### GIVEN TASK
Repeat each record below exactly, dropping the pictures.

### RECORDS FOR THIS TASK
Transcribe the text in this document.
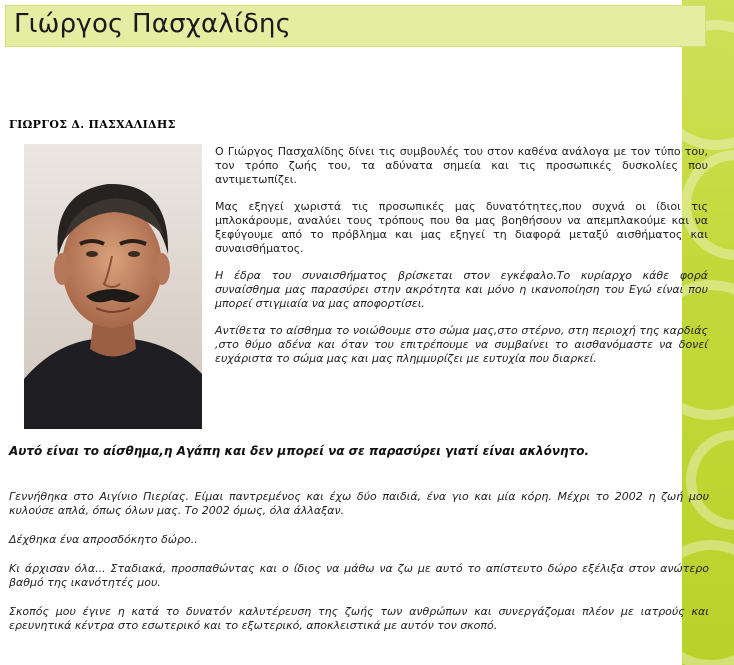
Γιώργος Πασχαλίδης
ΓΙΩΡΓΟΣ Δ. ΠΑΣΧΑΛΙΔΗΣ

Ο Γιώργος Πασχαλίδης δίνει τις συμβουλές του στον καθένα ανάλογα με τον τύπο του, τον τρόπο ζωής του, τα αδύνατα σημεία και τις προσωπικές δυσκολίες που αντιμετωπίζει.

Μας εξηγεί χωριστά τις προσωπικές μας δυνατότητες,που συχνά οι ίδιοι τις μπλοκάρουμε, αναλύει τους τρόπους που θα μας βοηθήσουν να απεμπλακούμε και να ξεφύγουμε από το πρόβλημα και μας εξηγεί τη διαφορά μεταξύ αισθήματος και συναισθήματος.

Η έδρα του συναισθήματος βρίσκεται στον εγκέφαλο.Το κυρίαρχο κάθε φορά συναίσθημα μας παρασύρει στην ακρότητα και μόνο η ικανοποίηση του Εγώ είναι που μπορεί στιγμιαία να μας αποφορτίσει.

Αντίθετα το αίσθημα το νοιώθουμε στο σώμα μας,στο στέρνο, στη περιοχή της καρδιάς ,στο θύμο αδένα και όταν του επιτρέπουμε να συμβαίνει το αισθανόμαστε να δονεί ευχάριστα το σώμα μας και μας πλημμυρίζει με ευτυχία που διαρκεί.

Αυτό είναι το αίσθημα,η Αγάπη και δεν μπορεί να σε παρασύρει γιατί είναι ακλόνητο.

Γεννήθηκα στο Αιγίνιο Πιερίας. Είμαι παντρεμένος και έχω δύο παιδιά, ένα γιο και μία κόρη. Μέχρι το 2002 η ζωή μου κυλούσε απλά, όπως όλων μας. Το 2002 όμως, όλα άλλαξαν.

Δέχθηκα ένα απροσδόκητο δώρο..

Κι άρχισαν όλα... Σταδιακά, προσπαθώντας και ο ίδιος να μάθω να ζω με αυτό το απίστευτο δώρο εξέλιξα στον ανώτερο βαθμό της ικανότητές μου.

Σκοπός μου έγινε η κατά το δυνατόν καλυτέρευση της ζωής των ανθρώπων και συνεργάζομαι πλέον με ιατρούς και ερευνητικά κέντρα στο εσωτερικό και το εξωτερικό, αποκλειστικά με αυτόν τον σκοπό.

### RESPONSE
Transcribe the text in this document.
Γιώργος Πασχαλίδης
ΓΙΩΡΓΟΣ Δ. ΠΑΣΧΑΛΙΔΗΣ

Ο Γιώργος Πασχαλίδης δίνει τις συμβουλές του στον καθένα ανάλογα με τον τύπο του, τον τρόπο ζωής του, τα αδύνατα σημεία και τις προσωπικές δυσκολίες που αντιμετωπίζει.

Μας εξηγεί χωριστά τις προσωπικές μας δυνατότητες,που συχνά οι ίδιοι τις μπλοκάρουμε, αναλύει τους τρόπους που θα μας βοηθήσουν να απεμπλακούμε και να ξεφύγουμε από το πρόβλημα και μας εξηγεί τη διαφορά μεταξύ αισθήματος και συναισθήματος.

Η έδρα του συναισθήματος βρίσκεται στον εγκέφαλο.Το κυρίαρχο κάθε φορά συναίσθημα μας παρασύρει στην ακρότητα και μόνο η ικανοποίηση του Εγώ είναι που μπορεί στιγμιαία να μας αποφορτίσει.

Αντίθετα το αίσθημα το νοιώθουμε στο σώμα μας,στο στέρνο, στη περιοχή της καρδιάς ,στο θύμο αδένα και όταν του επιτρέπουμε να συμβαίνει το αισθανόμαστε να δονεί ευχάριστα το σώμα μας και μας πλημμυρίζει με ευτυχία που διαρκεί.

Αυτό είναι το αίσθημα,η Αγάπη και δεν μπορεί να σε παρασύρει γιατί είναι ακλόνητο.

Γεννήθηκα στο Αιγίνιο Πιερίας. Είμαι παντρεμένος και έχω δύο παιδιά, ένα γιο και μία κόρη. Μέχρι το 2002 η ζωή μου κυλούσε απλά, όπως όλων μας. Το 2002 όμως, όλα άλλαξαν.

Δέχθηκα ένα απροσδόκητο δώρο..

Κι άρχισαν όλα... Σταδιακά, προσπαθώντας και ο ίδιος να μάθω να ζω με αυτό το απίστευτο δώρο εξέλιξα στον ανώτερο βαθμό της ικανότητές μου.

Σκοπός μου έγινε η κατά το δυνατόν καλυτέρευση της ζωής των ανθρώπων και συνεργάζομαι πλέον με ιατρούς και ερευνητικά κέντρα στο εσωτερικό και το εξωτερικό, αποκλειστικά με αυτόν τον σκοπό.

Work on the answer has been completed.